Everything from the line containing "OCR this image." down to the last line of the entries below must be transcribed exactly, and nothing else.

• Stored entries:
★ ★ ★

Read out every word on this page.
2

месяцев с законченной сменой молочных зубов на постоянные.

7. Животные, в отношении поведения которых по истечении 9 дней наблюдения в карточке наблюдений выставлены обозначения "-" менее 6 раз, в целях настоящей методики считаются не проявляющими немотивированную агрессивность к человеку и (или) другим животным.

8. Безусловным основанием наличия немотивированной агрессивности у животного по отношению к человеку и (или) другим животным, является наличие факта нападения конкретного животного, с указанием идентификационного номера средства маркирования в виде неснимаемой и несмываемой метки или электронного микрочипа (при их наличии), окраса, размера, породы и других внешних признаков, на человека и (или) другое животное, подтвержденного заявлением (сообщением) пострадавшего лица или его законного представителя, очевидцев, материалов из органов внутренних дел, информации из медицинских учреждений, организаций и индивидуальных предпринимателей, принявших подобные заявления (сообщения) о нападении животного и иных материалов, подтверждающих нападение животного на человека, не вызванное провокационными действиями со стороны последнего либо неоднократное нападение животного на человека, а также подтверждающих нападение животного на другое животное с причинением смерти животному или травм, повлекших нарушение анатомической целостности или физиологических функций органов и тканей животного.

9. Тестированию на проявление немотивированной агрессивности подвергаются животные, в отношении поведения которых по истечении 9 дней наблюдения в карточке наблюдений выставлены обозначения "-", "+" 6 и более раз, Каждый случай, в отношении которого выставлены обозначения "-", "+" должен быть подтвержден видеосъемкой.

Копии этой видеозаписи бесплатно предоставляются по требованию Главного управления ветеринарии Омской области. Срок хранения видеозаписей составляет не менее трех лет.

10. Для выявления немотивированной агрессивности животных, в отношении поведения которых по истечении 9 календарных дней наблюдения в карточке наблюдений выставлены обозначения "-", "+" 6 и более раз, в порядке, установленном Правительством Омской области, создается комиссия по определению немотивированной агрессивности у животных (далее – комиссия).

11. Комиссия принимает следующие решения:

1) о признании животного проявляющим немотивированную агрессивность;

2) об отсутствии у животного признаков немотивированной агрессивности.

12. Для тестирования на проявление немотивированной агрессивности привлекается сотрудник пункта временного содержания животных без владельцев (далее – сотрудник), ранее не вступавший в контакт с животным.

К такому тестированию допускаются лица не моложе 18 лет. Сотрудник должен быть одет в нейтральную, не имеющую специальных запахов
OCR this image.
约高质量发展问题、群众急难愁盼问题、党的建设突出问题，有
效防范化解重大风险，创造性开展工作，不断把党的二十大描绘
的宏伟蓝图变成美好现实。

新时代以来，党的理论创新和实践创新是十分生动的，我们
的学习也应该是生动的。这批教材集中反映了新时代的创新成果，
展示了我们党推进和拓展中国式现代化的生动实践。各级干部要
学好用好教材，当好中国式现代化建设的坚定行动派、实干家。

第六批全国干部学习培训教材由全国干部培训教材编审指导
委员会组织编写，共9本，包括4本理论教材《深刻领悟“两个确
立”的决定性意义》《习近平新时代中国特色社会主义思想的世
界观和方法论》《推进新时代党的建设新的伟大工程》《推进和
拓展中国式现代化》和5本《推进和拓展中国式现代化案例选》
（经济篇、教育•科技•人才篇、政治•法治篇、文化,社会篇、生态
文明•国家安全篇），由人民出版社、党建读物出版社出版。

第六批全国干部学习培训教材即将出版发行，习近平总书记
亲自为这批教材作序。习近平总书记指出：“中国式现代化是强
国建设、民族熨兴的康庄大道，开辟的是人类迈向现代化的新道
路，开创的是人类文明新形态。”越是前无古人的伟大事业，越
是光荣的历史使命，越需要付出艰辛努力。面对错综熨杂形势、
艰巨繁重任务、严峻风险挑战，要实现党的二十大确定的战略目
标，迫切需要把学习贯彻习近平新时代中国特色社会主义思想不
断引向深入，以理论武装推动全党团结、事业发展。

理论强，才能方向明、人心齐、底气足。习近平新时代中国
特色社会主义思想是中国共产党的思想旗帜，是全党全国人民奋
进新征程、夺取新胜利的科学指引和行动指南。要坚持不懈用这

★ ★ ★

• TASK RESPONSE:
OCR this image.
约高质量发展问题、群众急难愁盼问题、党的建设突出问题，有
效防范化解重大风险，创造性开展工作，不断把党的二十大描绘
的宏伟蓝图变成美好现实。

新时代以来，党的理论创新和实践创新是十分生动的，我们
的学习也应该是生动的。这批教材集中反映了新时代的创新成果，
展示了我们党推进和拓展中国式现代化的生动实践。各级干部要
学好用好教材，当好中国式现代化建设的坚定行动派、实干家。

第六批全国干部学习培训教材由全国干部培训教材编审指导
委员会组织编写，共9本，包括4本理论教材《深刻领悟“两个确
立”的决定性意义》《习近平新时代中国特色社会主义思想的世
界观和方法论》《推进新时代党的建设新的伟大工程》《推进和
拓展中国式现代化》和5本《推进和拓展中国式现代化案例选》
（经济篇、教育•科技•人才篇、政治•法治篇、文化,社会篇、生态
文明•国家安全篇），由人民出版社、党建读物出版社出版。

第六批全国干部学习培训教材即将出版发行，习近平总书记
亲自为这批教材作序。习近平总书记指出：“中国式现代化是强
国建设、民族熨兴的康庄大道，开辟的是人类迈向现代化的新道
路，开创的是人类文明新形态。”越是前无古人的伟大事业，越
是光荣的历史使命，越需要付出艰辛努力。面对错综熨杂形势、
艰巨繁重任务、严峻风险挑战，要实现党的二十大确定的战略目
标，迫切需要把学习贯彻习近平新时代中国特色社会主义思想不
断引向深入，以理论武装推动全党团结、事业发展。

理论强，才能方向明、人心齐、底气足。习近平新时代中国
特色社会主义思想是中国共产党的思想旗帜，是全党全国人民奋
进新征程、夺取新胜利的科学指引和行动指南。要坚持不懈用这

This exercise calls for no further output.